### Task to complete
Can you copy out the data exactly? Leave the images out.

### Recorded data

::::::

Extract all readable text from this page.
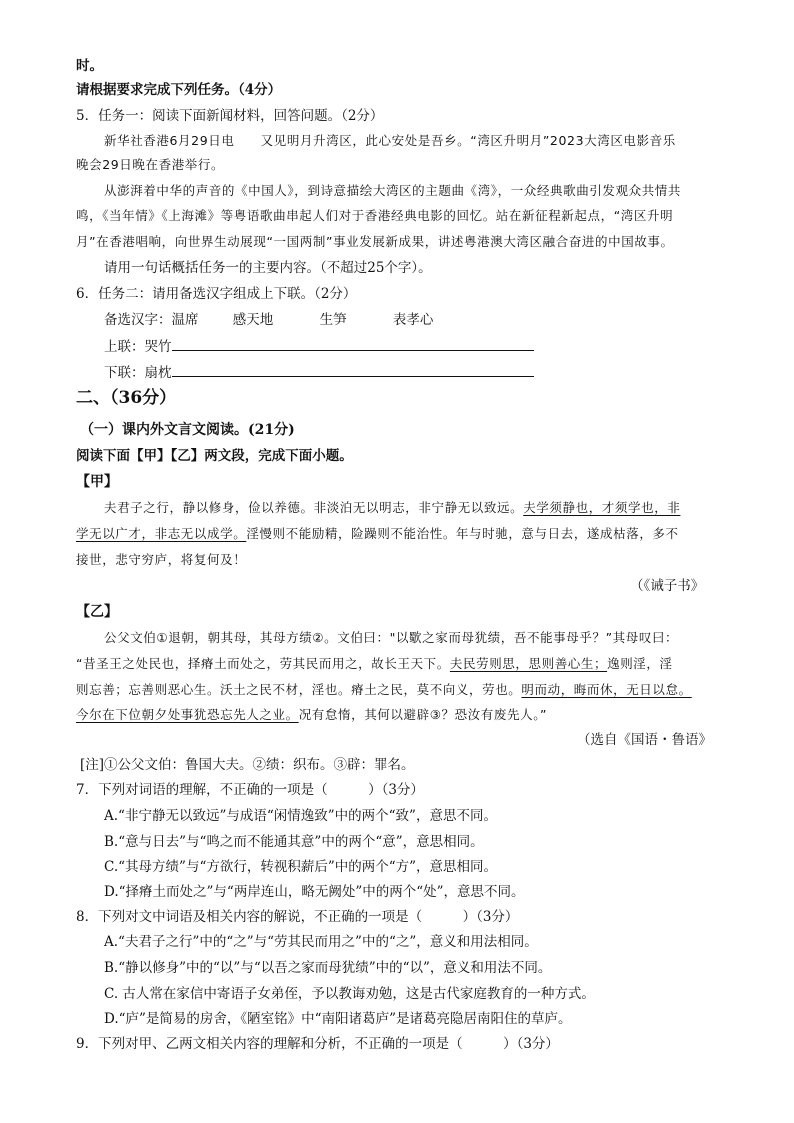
时。
请根据要求完成下列任务。（4分）
5．任务一：阅读下面新闻材料，回答问题。（2分）
新华社香港6月29日电　　又见明月升湾区，此心安处是吾乡。“湾区升明月”2023大湾区电影音乐
晚会29日晚在香港举行。
从澎湃着中华的声音的《中国人》，到诗意描绘大湾区的主题曲《湾》，一众经典歌曲引发观众共情共
鸣，《当年情》《上海滩》等粤语歌曲串起人们对于香港经典电影的回忆。站在新征程新起点，“湾区升明
月”在香港唱响，向世界生动展现“一国两制”事业发展新成果，讲述粤港澳大湾区融合奋进的中国故事。
请用一句话概括任务一的主要内容。（不超过25个字）。
6．任务二：请用备选汉字组成上下联。（2分）
备选汉字：温席	感天地	生笋	表孝心
上联：哭竹
下联：扇枕
二、（36分）
（一）课内外文言文阅读。(21分)
阅读下面【甲】【乙】两文段，完成下面小题。
【甲】
夫君子之行，静以修身，俭以养德。非淡泊无以明志，非宁静无以致远。夫学须静也，才须学也，非
学无以广才，非志无以成学。淫慢则不能励精，险躁则不能治性。年与时驰，意与日去，遂成枯落，多不
接世，悲守穷庐，将复何及！
（《诫子书》
【乙】
公父文伯①退朝，朝其母，其母方绩②。文伯曰："以歜之家而母犹绩，吾不能事母乎？”其母叹曰：
“昔圣王之处民也，择瘠土而处之，劳其民而用之，故长王天下。夫民劳则思，思则善心生；逸则淫，淫
则忘善；忘善则恶心生。沃土之民不材，淫也。瘠土之民，莫不向义，劳也。明而动，晦而休，无日以怠。
今尔在下位朝夕处事犹恐忘先人之业。况有怠惰，其何以避辟③？恐汝有废先人。”
（选自《国语・鲁语》
[注]①公父文伯：鲁国大夫。②绩：织布。③辟：罪名。
7．下列对词语的理解，不正确的一项是（　　　）（3分）
A.“非宁静无以致远”与成语“闲情逸致”中的两个“致”，意思不同。
B.“意与日去”与“鸣之而不能通其意”中的两个“意”，意思相同。
C.“其母方绩”与“方欲行，转视积薪后”中的两个“方”，意思相同。
D.“择瘠土而处之”与“两岸连山，略无阙处”中的两个“处”，意思不同。
8．下列对文中词语及相关内容的解说，不正确的一项是（　　　）（3分）
A.“夫君子之行”中的“之”与“劳其民而用之”中的“之”，意义和用法相同。
B.“静以修身”中的“以”与“以吾之家而母犹绩”中的“以”，意义和用法不同。
C. 古人常在家信中寄语子女弟侄，予以教诲劝勉，这是古代家庭教育的一种方式。
D.“庐”是简易的房舍，《陋室铭》中“南阳诸葛庐”是诸葛亮隐居南阳住的草庐。
9．下列对甲、乙两文相关内容的理解和分析，不正确的一项是（　　　）（3分）
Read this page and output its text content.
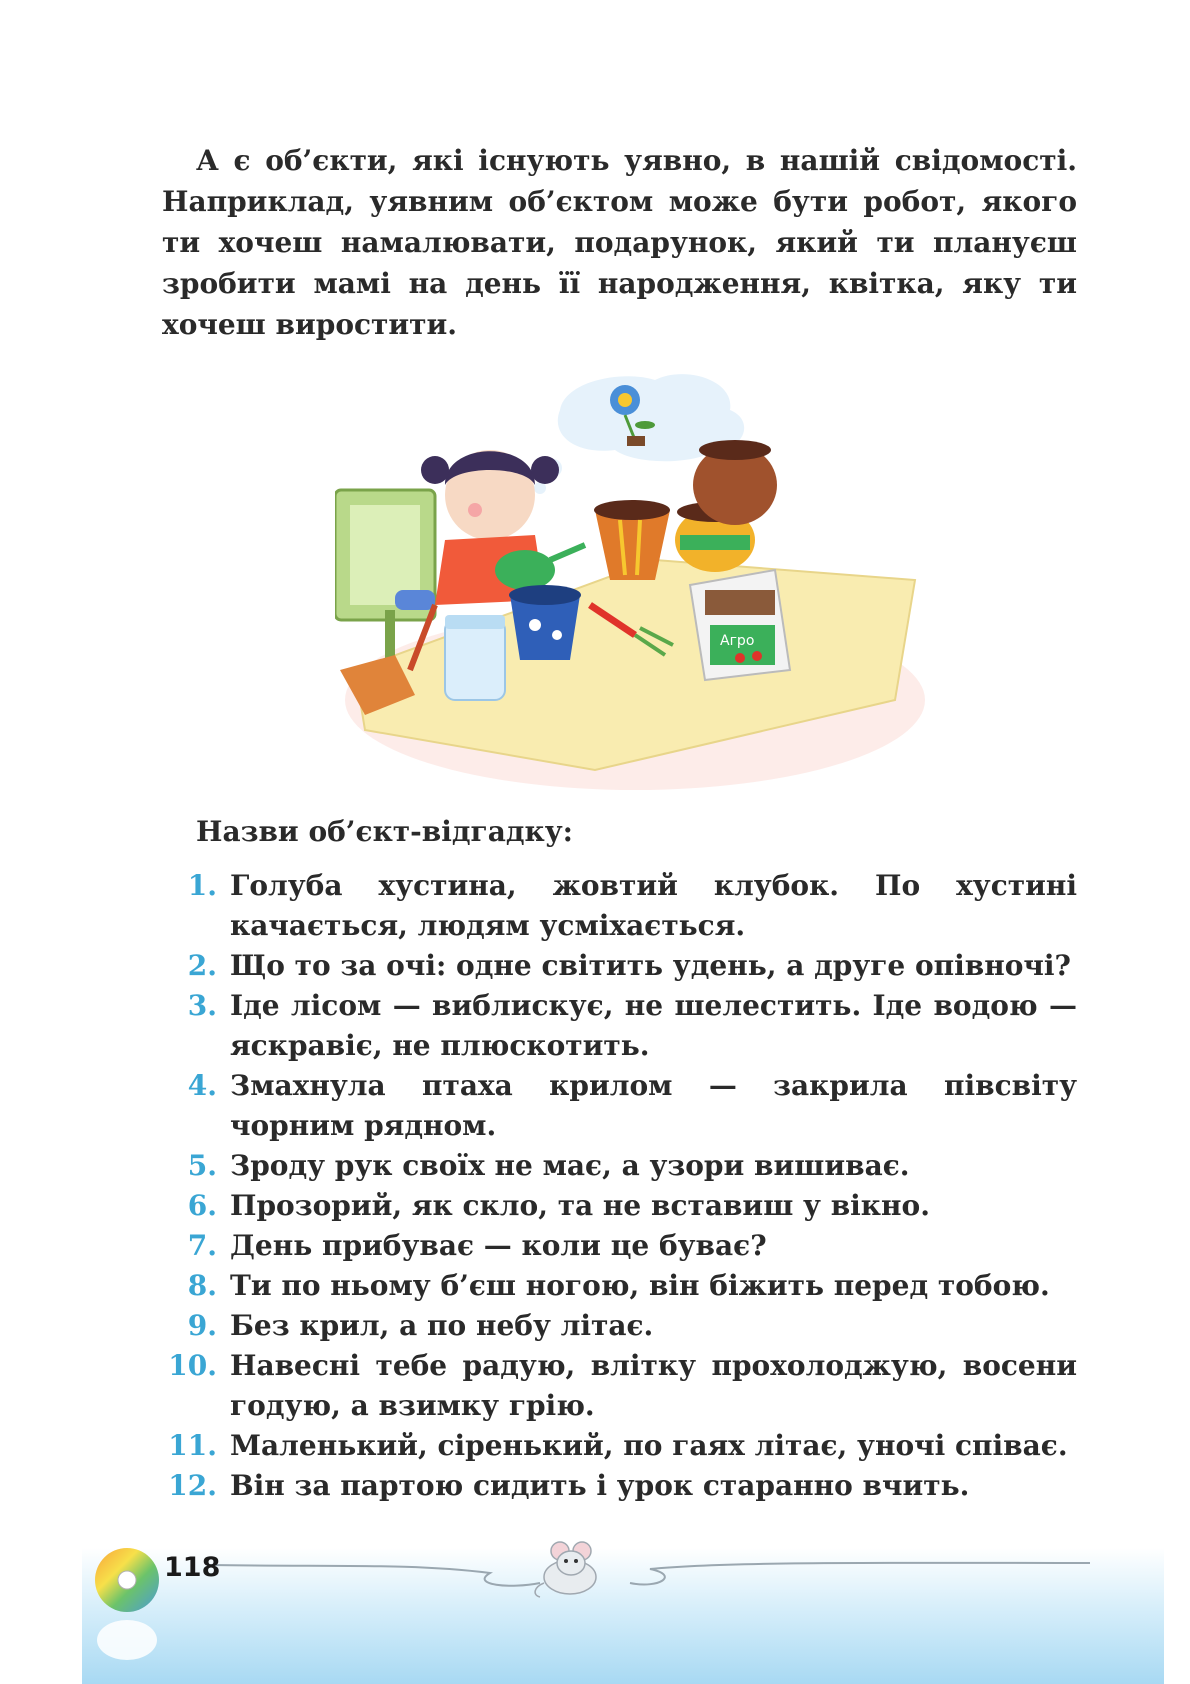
А є об’єкти, які існують уявно, в нашій свідомості. Наприклад, уявним об’єктом може бути робот, якого ти хочеш намалювати, подарунок, який ти плануєш зробити мамі на день її народження, квітка, яку ти хочеш виростити.

Агро

Назви об’єкт-відгадку:

1. Голуба хустина, жовтий клубок. По хустині качається, людям усміхається.
2. Що то за очі: одне світить удень, а друге опівночі?
3. Іде лісом — виблискує, не шелестить. Іде водою — яскравіє, не плюскотить.
4. Змахнула птаха крилом — закрила півсвіту чорним рядном.
5. Зроду рук своїх не має, а узори вишиває.
6. Прозорий, як скло, та не вставиш у вікно.
7. День прибуває — коли це буває?
8. Ти по ньому б’єш ногою, він біжить перед тобою.
9. Без крил, а по небу літає.
10. Навесні тебе радую, влітку прохолоджую, восени годую, а взимку грію.
11. Маленький, сіренький, по гаях літає, уночі співає.
12. Він за партою сидить і урок старанно вчить.
118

::::::

### Task response
Extract all readable text from this page.
时。
请根据要求完成下列任务。（4分）
5．任务一：阅读下面新闻材料，回答问题。（2分）
新华社香港6月29日电　　又见明月升湾区，此心安处是吾乡。“湾区升明月”2023大湾区电影音乐
晚会29日晚在香港举行。
从澎湃着中华的声音的《中国人》，到诗意描绘大湾区的主题曲《湾》，一众经典歌曲引发观众共情共
鸣，《当年情》《上海滩》等粤语歌曲串起人们对于香港经典电影的回忆。站在新征程新起点，“湾区升明
月”在香港唱响，向世界生动展现“一国两制”事业发展新成果，讲述粤港澳大湾区融合奋进的中国故事。
请用一句话概括任务一的主要内容。（不超过25个字）。
6．任务二：请用备选汉字组成上下联。（2分）
备选汉字：温席	感天地	生笋	表孝心
上联：哭竹
下联：扇枕
二、（36分）
（一）课内外文言文阅读。(21分)
阅读下面【甲】【乙】两文段，完成下面小题。
【甲】
夫君子之行，静以修身，俭以养德。非淡泊无以明志，非宁静无以致远。夫学须静也，才须学也，非
学无以广才，非志无以成学。淫慢则不能励精，险躁则不能治性。年与时驰，意与日去，遂成枯落，多不
接世，悲守穷庐，将复何及！
（《诫子书》
【乙】
公父文伯①退朝，朝其母，其母方绩②。文伯曰："以歜之家而母犹绩，吾不能事母乎？”其母叹曰：
“昔圣王之处民也，择瘠土而处之，劳其民而用之，故长王天下。夫民劳则思，思则善心生；逸则淫，淫
则忘善；忘善则恶心生。沃土之民不材，淫也。瘠土之民，莫不向义，劳也。明而动，晦而休，无日以怠。
今尔在下位朝夕处事犹恐忘先人之业。况有怠惰，其何以避辟③？恐汝有废先人。”
（选自《国语・鲁语》
[注]①公父文伯：鲁国大夫。②绩：织布。③辟：罪名。
7．下列对词语的理解，不正确的一项是（　　　）（3分）
A.“非宁静无以致远”与成语“闲情逸致”中的两个“致”，意思不同。
B.“意与日去”与“鸣之而不能通其意”中的两个“意”，意思相同。
C.“其母方绩”与“方欲行，转视积薪后”中的两个“方”，意思相同。
D.“择瘠土而处之”与“两岸连山，略无阙处”中的两个“处”，意思不同。
8．下列对文中词语及相关内容的解说，不正确的一项是（　　　）（3分）
A.“夫君子之行”中的“之”与“劳其民而用之”中的“之”，意义和用法相同。
B.“静以修身”中的“以”与“以吾之家而母犹绩”中的“以”，意义和用法不同。
C. 古人常在家信中寄语子女弟侄，予以教诲劝勉，这是古代家庭教育的一种方式。
D.“庐”是简易的房舍，《陋室铭》中“南阳诸葛庐”是诸葛亮隐居南阳住的草庐。
9．下列对甲、乙两文相关内容的理解和分析，不正确的一项是（　　　）（3分）
Read this page and output its text content.
А є об’єкти, які існують уявно, в нашій свідомості. Наприклад, уявним об’єктом може бути робот, якого ти хочеш намалювати, подарунок, який ти плануєш зробити мамі на день її народження, квітка, яку ти хочеш виростити.

Агро

Назви об’єкт-відгадку:

1. Голуба хустина, жовтий клубок. По хустині качається, людям усміхається.
2. Що то за очі: одне світить удень, а друге опівночі?
3. Іде лісом — виблискує, не шелестить. Іде водою — яскравіє, не плюскотить.
4. Змахнула птаха крилом — закрила півсвіту чорним рядном.
5. Зроду рук своїх не має, а узори вишиває.
6. Прозорий, як скло, та не вставиш у вікно.
7. День прибуває — коли це буває?
8. Ти по ньому б’єш ногою, він біжить перед тобою.
9. Без крил, а по небу літає.
10. Навесні тебе радую, влітку прохолоджую, восени годую, а взимку грію.
11. Маленький, сіренький, по гаях літає, уночі співає.
12. Він за партою сидить і урок старанно вчить.
118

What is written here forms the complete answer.